** Begin Excerpt provided **
There is some duplication, but it’s there to explicitly say that this is a requirement on the hardware. I won’t see a requirement for 17uV RMS to 1V RMS on the software, because the software is never going to know about volts; it’s going to know about digital signals.

So even though there is duplication it’s done to make the decisions and the traceability explicit. So then I have requirements on the specific architecture.

Now that we’re down at the low-level and component requirements, the hardware requirements, we can start talking about specific solutions. We’ve got to get into the details of what the solution is actually going to be.

So in this case, in the hardware requirements, you’ll likely see requirements that dictate a certain solution, but that’s okay because it’s quite likely that the design team is the one writing these requirements, so they’re the right ones to make that decision.

As you probably have guessed by now, the last one is my recommendation for well‑written hardware requirements.

The last example is software requirements.

How to Write Good Requirements

I see a lot of teams that just skip software requirements entirely and go straight to writing code. It’s really fun to write code, really satisfying, but if you don’t have any requirements, you’re starting without clear directions. We need some requirements.

The second example, some descriptions of functionality, is written as a shall statement. It sounds like a requirement but I’ve got a bunch of stuff mixed together.

I’m talking about two signals. I’m talking about what their performance is. I’m talking about the output. There is too much stuff mixed together here, so the third one is the recommendation: talking about specifics.

I am going to develop this software for a specific DSP, the Tenscilica HiFi 3. It’s going to perform a specific function. It’s going to take two audio signals and it’s going to combine those into one.

(Note: I’d probably need more detail around this. This is probably not enough by itself but I didn’t want to fill the screen with the requirements.)

And then, what’s the sample rate going to be? This algorithm is going to be designed for a specific sample rate or multiple sample rates. It’s an important characteristic of the algorithm. Let’s make sure that’s captured in requirements.

So that is exactly what I would recommend, and in each of these there are a lot more requirements that go along with this. These are just a couple of examples in each category.

How to Write Good Requirements

Many teams mix up requirements and specifications. It’s very common.

You need to make sure you have a clear understanding of each of them and when to use them. It’s not always easy to decide which one is which, so it’s absolutely critical to have that discussion with your team.

What I see a lot of teams doing is skipping levels of hierarchy, jumping straight from high-level customer requirements down to detailed requirements or detailed specifications. Do that and you’ll have a very difficult time proving that you built the right thing.
** End Excerpt provided **
** Begin Provided information **
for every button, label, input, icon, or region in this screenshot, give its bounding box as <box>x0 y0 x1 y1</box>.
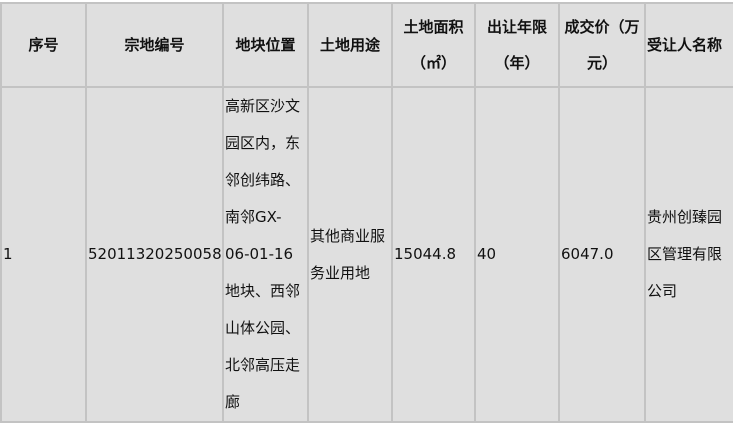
location-line: 园区内，东 <box>225 134 301 152</box>
header-price-line: 成交价（万 <box>564 18 640 36</box>
header-area-unit: （㎡） <box>410 54 456 72</box>
header-term-unit: （年） <box>494 54 540 72</box>
cell-parcel-no: 52011320250058 <box>85 86 224 423</box>
cell-price: 6047.0 <box>558 86 646 423</box>
use-line: 其他商业服 <box>310 226 386 245</box>
header-use: 土地用途 <box>307 2 393 88</box>
cell-term: 40 <box>474 86 560 423</box>
header-price: 成交价（万元） <box>558 2 646 88</box>
location-line: 山体公园、 <box>225 319 301 337</box>
location-line: 高新区沙文 <box>225 97 301 115</box>
header-location: 地块位置 <box>222 2 309 88</box>
header-term: 出让年限 （年） <box>474 2 560 88</box>
table-row: 1 52011320250058 高新区沙文 园区内，东 邻创纬路、 南邻GX-… <box>0 86 733 423</box>
header-term-line: 出让年限 <box>486 18 547 36</box>
assignee-line: 公司 <box>647 282 678 300</box>
header-area-line: 土地面积 <box>403 18 464 36</box>
header-row: 序号 宗地编号 地块位置 土地用途 土地面积 （㎡） 出让年限 （年） 成交价（万元… <box>0 2 733 88</box>
location-line: 地块、西邻 <box>225 282 301 300</box>
header-index: 序号 <box>0 2 87 88</box>
assignee-line: 区管理有限 <box>647 245 723 263</box>
header-assignee: 受让人名称 <box>644 2 733 88</box>
use-line: 务业用地 <box>310 263 371 282</box>
location-line: 廊 <box>225 393 241 411</box>
location-line: 邻创纬路、 <box>225 171 301 189</box>
header-area: 土地面积 （㎡） <box>391 2 476 88</box>
location-line: 南邻GX- <box>225 208 282 226</box>
header-price-unit: 元） <box>586 54 617 72</box>
cell-use: 其他商业服 务业用地 <box>307 86 393 423</box>
cell-assignee: 贵州创臻园 区管理有限 公司 <box>644 86 733 423</box>
cell-area: 15044.8 <box>391 86 476 423</box>
location-line: 06-01-16 <box>225 245 294 263</box>
header-parcel-no: 宗地编号 <box>85 2 224 88</box>
cell-index: 1 <box>0 86 87 423</box>
assignee-line: 贵州创臻园 <box>647 208 723 226</box>
cell-location: 高新区沙文 园区内，东 邻创纬路、 南邻GX- 06-01-16 地块、西邻 山… <box>222 86 309 423</box>
location-line: 北邻高压走 <box>225 356 301 374</box>
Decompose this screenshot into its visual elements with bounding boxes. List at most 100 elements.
** End Provided information **
Requests →
[A] In the excerpt on writing requirements, which DSP is the software example being developed for?
[B] Return every line of the layout coordinate listing above word for word, leaving out the picture.

Solutions below →
[A] The Tenscilica HiFi 3.

[B]
for every button, label, input, icon, or region in this screenshot, give its bounding box as <box>x0 y0 x1 y1</box>.
location-line: 园区内，东 <box>225 134 301 152</box>
header-price-line: 成交价（万 <box>564 18 640 36</box>
header-area-unit: （㎡） <box>410 54 456 72</box>
header-term-unit: （年） <box>494 54 540 72</box>
cell-parcel-no: 52011320250058 <box>85 86 224 423</box>
cell-price: 6047.0 <box>558 86 646 423</box>
use-line: 其他商业服 <box>310 226 386 245</box>
header-use: 土地用途 <box>307 2 393 88</box>
cell-term: 40 <box>474 86 560 423</box>
header-price: 成交价（万元） <box>558 2 646 88</box>
location-line: 山体公园、 <box>225 319 301 337</box>
location-line: 高新区沙文 <box>225 97 301 115</box>
header-location: 地块位置 <box>222 2 309 88</box>
header-term: 出让年限 （年） <box>474 2 560 88</box>
table-row: 1 52011320250058 高新区沙文 园区内，东 邻创纬路、 南邻GX-… <box>0 86 733 423</box>
header-term-line: 出让年限 <box>486 18 547 36</box>
assignee-line: 公司 <box>647 282 678 300</box>
header-area-line: 土地面积 <box>403 18 464 36</box>
header-row: 序号 宗地编号 地块位置 土地用途 土地面积 （㎡） 出让年限 （年） 成交价（万元… <box>0 2 733 88</box>
location-line: 地块、西邻 <box>225 282 301 300</box>
header-index: 序号 <box>0 2 87 88</box>
assignee-line: 区管理有限 <box>647 245 723 263</box>
header-assignee: 受让人名称 <box>644 2 733 88</box>
use-line: 务业用地 <box>310 263 371 282</box>
location-line: 廊 <box>225 393 241 411</box>
location-line: 邻创纬路、 <box>225 171 301 189</box>
header-area: 土地面积 （㎡） <box>391 2 476 88</box>
location-line: 南邻GX- <box>225 208 282 226</box>
header-price-unit: 元） <box>586 54 617 72</box>
cell-use: 其他商业服 务业用地 <box>307 86 393 423</box>
cell-assignee: 贵州创臻园 区管理有限 公司 <box>644 86 733 423</box>
cell-area: 15044.8 <box>391 86 476 423</box>
location-line: 06-01-16 <box>225 245 294 263</box>
header-parcel-no: 宗地编号 <box>85 2 224 88</box>
cell-index: 1 <box>0 86 87 423</box>
assignee-line: 贵州创臻园 <box>647 208 723 226</box>
cell-location: 高新区沙文 园区内，东 邻创纬路、 南邻GX- 06-01-16 地块、西邻 山… <box>222 86 309 423</box>
location-line: 北邻高压走 <box>225 356 301 374</box>
Decompose this screenshot into its visual elements with bounding boxes. List at most 100 elements.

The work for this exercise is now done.